WHAT IS REQUIRED |
Copy out all of the material, matching it word for word.

THE DATA |
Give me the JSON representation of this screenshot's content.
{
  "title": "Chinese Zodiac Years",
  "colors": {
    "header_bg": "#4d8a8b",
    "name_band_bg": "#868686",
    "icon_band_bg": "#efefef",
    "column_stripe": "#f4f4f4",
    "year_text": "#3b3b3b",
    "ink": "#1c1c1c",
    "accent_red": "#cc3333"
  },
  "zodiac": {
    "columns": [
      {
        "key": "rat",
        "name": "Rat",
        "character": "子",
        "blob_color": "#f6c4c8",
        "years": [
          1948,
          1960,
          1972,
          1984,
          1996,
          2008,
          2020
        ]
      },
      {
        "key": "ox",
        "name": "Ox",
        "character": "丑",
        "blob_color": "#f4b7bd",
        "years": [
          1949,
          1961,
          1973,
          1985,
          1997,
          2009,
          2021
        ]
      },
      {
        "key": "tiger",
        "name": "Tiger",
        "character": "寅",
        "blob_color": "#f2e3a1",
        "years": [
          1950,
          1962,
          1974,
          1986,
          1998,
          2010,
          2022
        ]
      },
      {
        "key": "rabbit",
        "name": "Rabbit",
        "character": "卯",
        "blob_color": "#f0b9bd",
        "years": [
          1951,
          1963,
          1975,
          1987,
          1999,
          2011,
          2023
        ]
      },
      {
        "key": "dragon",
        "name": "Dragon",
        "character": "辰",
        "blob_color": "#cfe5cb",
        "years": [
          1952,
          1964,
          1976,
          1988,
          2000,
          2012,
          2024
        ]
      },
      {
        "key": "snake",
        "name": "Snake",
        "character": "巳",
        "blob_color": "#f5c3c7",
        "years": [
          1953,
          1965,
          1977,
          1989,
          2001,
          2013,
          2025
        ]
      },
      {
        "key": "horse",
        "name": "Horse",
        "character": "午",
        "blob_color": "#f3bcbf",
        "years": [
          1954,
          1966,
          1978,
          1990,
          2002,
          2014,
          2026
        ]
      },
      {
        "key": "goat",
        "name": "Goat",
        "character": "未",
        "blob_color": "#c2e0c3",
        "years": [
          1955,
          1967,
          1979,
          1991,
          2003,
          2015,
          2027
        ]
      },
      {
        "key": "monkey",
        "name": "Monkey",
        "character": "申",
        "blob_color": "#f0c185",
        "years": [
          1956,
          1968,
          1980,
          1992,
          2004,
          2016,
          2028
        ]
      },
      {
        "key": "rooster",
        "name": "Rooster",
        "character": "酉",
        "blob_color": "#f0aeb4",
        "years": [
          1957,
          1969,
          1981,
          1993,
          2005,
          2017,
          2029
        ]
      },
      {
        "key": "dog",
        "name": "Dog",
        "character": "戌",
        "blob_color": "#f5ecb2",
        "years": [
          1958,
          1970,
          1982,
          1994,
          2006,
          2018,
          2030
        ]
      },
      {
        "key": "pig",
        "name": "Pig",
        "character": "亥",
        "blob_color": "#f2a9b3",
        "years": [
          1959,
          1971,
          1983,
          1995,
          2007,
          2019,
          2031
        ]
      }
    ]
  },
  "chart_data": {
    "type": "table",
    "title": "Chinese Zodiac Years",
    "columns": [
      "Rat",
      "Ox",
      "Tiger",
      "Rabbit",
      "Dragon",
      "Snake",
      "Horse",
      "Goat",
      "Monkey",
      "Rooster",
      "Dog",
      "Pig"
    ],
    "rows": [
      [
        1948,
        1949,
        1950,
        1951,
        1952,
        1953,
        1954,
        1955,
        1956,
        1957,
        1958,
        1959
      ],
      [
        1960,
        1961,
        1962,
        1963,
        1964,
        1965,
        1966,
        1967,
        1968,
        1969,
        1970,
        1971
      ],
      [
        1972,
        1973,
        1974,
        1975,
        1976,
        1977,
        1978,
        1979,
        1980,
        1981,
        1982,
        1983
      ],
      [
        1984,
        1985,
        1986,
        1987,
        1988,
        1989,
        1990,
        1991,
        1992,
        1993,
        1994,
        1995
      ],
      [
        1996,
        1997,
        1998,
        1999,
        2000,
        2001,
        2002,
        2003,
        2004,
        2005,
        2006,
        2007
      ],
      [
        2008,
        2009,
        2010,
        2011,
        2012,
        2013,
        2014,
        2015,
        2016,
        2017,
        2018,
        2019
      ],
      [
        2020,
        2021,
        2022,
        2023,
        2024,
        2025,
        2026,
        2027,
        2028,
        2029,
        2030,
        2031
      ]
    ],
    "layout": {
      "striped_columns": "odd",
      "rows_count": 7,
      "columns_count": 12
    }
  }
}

SOLVED EXERCISE |
Give me the JSON representation of this screenshot's content.
{
  "title": "Chinese Zodiac Years",
  "colors": {
    "header_bg": "#4d8a8b",
    "name_band_bg": "#868686",
    "icon_band_bg": "#efefef",
    "column_stripe": "#f4f4f4",
    "year_text": "#3b3b3b",
    "ink": "#1c1c1c",
    "accent_red": "#cc3333"
  },
  "zodiac": {
    "columns": [
      {
        "key": "rat",
        "name": "Rat",
        "character": "子",
        "blob_color": "#f6c4c8",
        "years": [
          1948,
          1960,
          1972,
          1984,
          1996,
          2008,
          2020
        ]
      },
      {
        "key": "ox",
        "name": "Ox",
        "character": "丑",
        "blob_color": "#f4b7bd",
        "years": [
          1949,
          1961,
          1973,
          1985,
          1997,
          2009,
          2021
        ]
      },
      {
        "key": "tiger",
        "name": "Tiger",
        "character": "寅",
        "blob_color": "#f2e3a1",
        "years": [
          1950,
          1962,
          1974,
          1986,
          1998,
          2010,
          2022
        ]
      },
      {
        "key": "rabbit",
        "name": "Rabbit",
        "character": "卯",
        "blob_color": "#f0b9bd",
        "years": [
          1951,
          1963,
          1975,
          1987,
          1999,
          2011,
          2023
        ]
      },
      {
        "key": "dragon",
        "name": "Dragon",
        "character": "辰",
        "blob_color": "#cfe5cb",
        "years": [
          1952,
          1964,
          1976,
          1988,
          2000,
          2012,
          2024
        ]
      },
      {
        "key": "snake",
        "name": "Snake",
        "character": "巳",
        "blob_color": "#f5c3c7",
        "years": [
          1953,
          1965,
          1977,
          1989,
          2001,
          2013,
          2025
        ]
      },
      {
        "key": "horse",
        "name": "Horse",
        "character": "午",
        "blob_color": "#f3bcbf",
        "years": [
          1954,
          1966,
          1978,
          1990,
          2002,
          2014,
          2026
        ]
      },
      {
        "key": "goat",
        "name": "Goat",
        "character": "未",
        "blob_color": "#c2e0c3",
        "years": [
          1955,
          1967,
          1979,
          1991,
          2003,
          2015,
          2027
        ]
      },
      {
        "key": "monkey",
        "name": "Monkey",
        "character": "申",
        "blob_color": "#f0c185",
        "years": [
          1956,
          1968,
          1980,
          1992,
          2004,
          2016,
          2028
        ]
      },
      {
        "key": "rooster",
        "name": "Rooster",
        "character": "酉",
        "blob_color": "#f0aeb4",
        "years": [
          1957,
          1969,
          1981,
          1993,
          2005,
          2017,
          2029
        ]
      },
      {
        "key": "dog",
        "name": "Dog",
        "character": "戌",
        "blob_color": "#f5ecb2",
        "years": [
          1958,
          1970,
          1982,
          1994,
          2006,
          2018,
          2030
        ]
      },
      {
        "key": "pig",
        "name": "Pig",
        "character": "亥",
        "blob_color": "#f2a9b3",
        "years": [
          1959,
          1971,
          1983,
          1995,
          2007,
          2019,
          2031
        ]
      }
    ]
  },
  "chart_data": {
    "type": "table",
    "title": "Chinese Zodiac Years",
    "columns": [
      "Rat",
      "Ox",
      "Tiger",
      "Rabbit",
      "Dragon",
      "Snake",
      "Horse",
      "Goat",
      "Monkey",
      "Rooster",
      "Dog",
      "Pig"
    ],
    "rows": [
      [
        1948,
        1949,
        1950,
        1951,
        1952,
        1953,
        1954,
        1955,
        1956,
        1957,
        1958,
        1959
      ],
      [
        1960,
        1961,
        1962,
        1963,
        1964,
        1965,
        1966,
        1967,
        1968,
        1969,
        1970,
        1971
      ],
      [
        1972,
        1973,
        1974,
        1975,
        1976,
        1977,
        1978,
        1979,
        1980,
        1981,
        1982,
        1983
      ],
      [
        1984,
        1985,
        1986,
        1987,
        1988,
        1989,
        1990,
        1991,
        1992,
        1993,
        1994,
        1995
      ],
      [
        1996,
        1997,
        1998,
        1999,
        2000,
        2001,
        2002,
        2003,
        2004,
        2005,
        2006,
        2007
      ],
      [
        2008,
        2009,
        2010,
        2011,
        2012,
        2013,
        2014,
        2015,
        2016,
        2017,
        2018,
        2019
      ],
      [
        2020,
        2021,
        2022,
        2023,
        2024,
        2025,
        2026,
        2027,
        2028,
        2029,
        2030,
        2031
      ]
    ],
    "layout": {
      "striped_columns": "odd",
      "rows_count": 7,
      "columns_count": 12
    }
  }
}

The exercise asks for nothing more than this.